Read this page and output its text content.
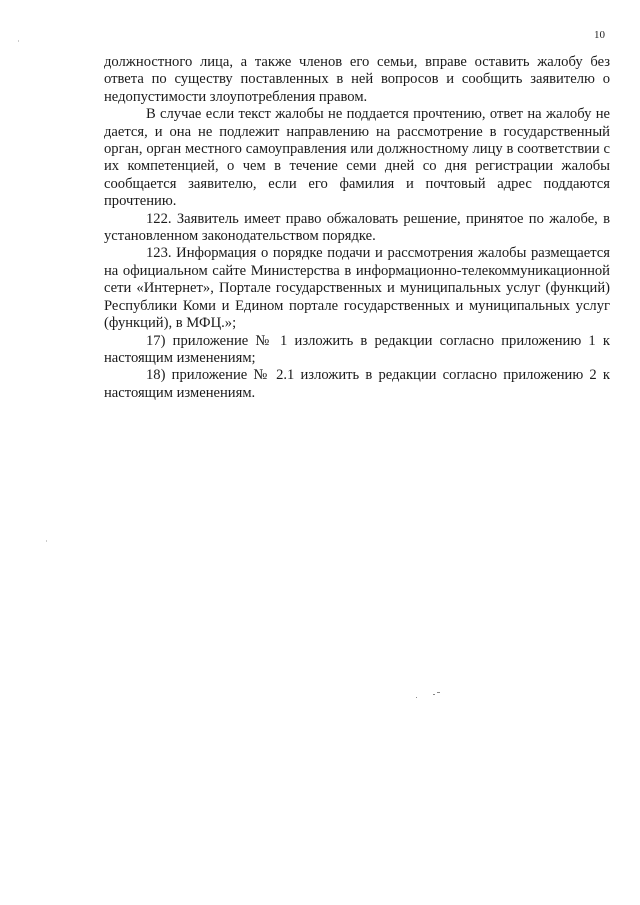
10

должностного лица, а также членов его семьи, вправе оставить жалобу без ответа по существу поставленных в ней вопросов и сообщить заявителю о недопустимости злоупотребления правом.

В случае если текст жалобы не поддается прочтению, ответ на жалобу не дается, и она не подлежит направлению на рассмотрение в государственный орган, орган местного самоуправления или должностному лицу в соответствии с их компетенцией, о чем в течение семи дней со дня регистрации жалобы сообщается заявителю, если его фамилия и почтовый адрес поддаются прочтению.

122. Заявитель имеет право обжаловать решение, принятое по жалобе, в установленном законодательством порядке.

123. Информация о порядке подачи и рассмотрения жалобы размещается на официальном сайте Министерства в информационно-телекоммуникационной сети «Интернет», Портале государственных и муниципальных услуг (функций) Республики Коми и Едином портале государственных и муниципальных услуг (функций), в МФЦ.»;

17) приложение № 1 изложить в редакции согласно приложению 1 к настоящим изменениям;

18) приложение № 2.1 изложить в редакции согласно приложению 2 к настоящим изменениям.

....................

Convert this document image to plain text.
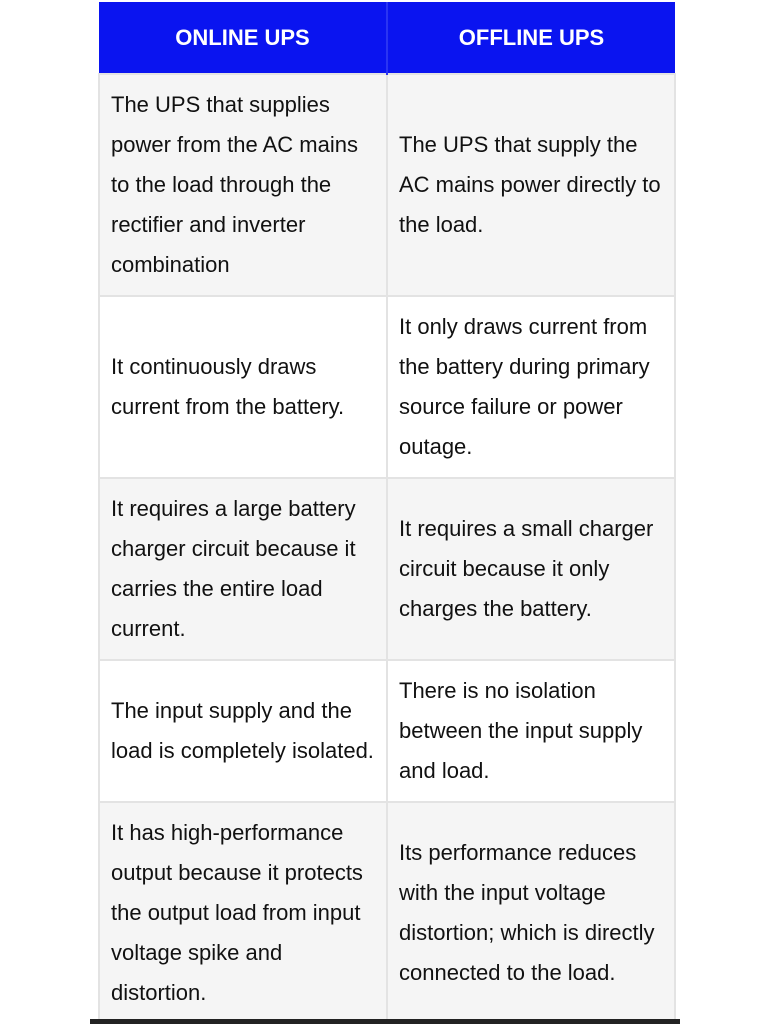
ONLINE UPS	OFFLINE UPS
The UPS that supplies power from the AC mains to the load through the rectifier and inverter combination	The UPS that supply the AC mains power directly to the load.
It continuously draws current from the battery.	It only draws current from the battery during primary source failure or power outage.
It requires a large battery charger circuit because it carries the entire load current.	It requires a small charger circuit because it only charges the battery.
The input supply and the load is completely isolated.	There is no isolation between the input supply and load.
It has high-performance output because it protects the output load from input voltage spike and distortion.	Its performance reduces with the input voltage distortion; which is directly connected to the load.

....................

# Objective
Look through the data above. Each line containing the word "this" needs to be copied.

# Expected answer
Read this page and output its text content.
Convert this document image to plain text.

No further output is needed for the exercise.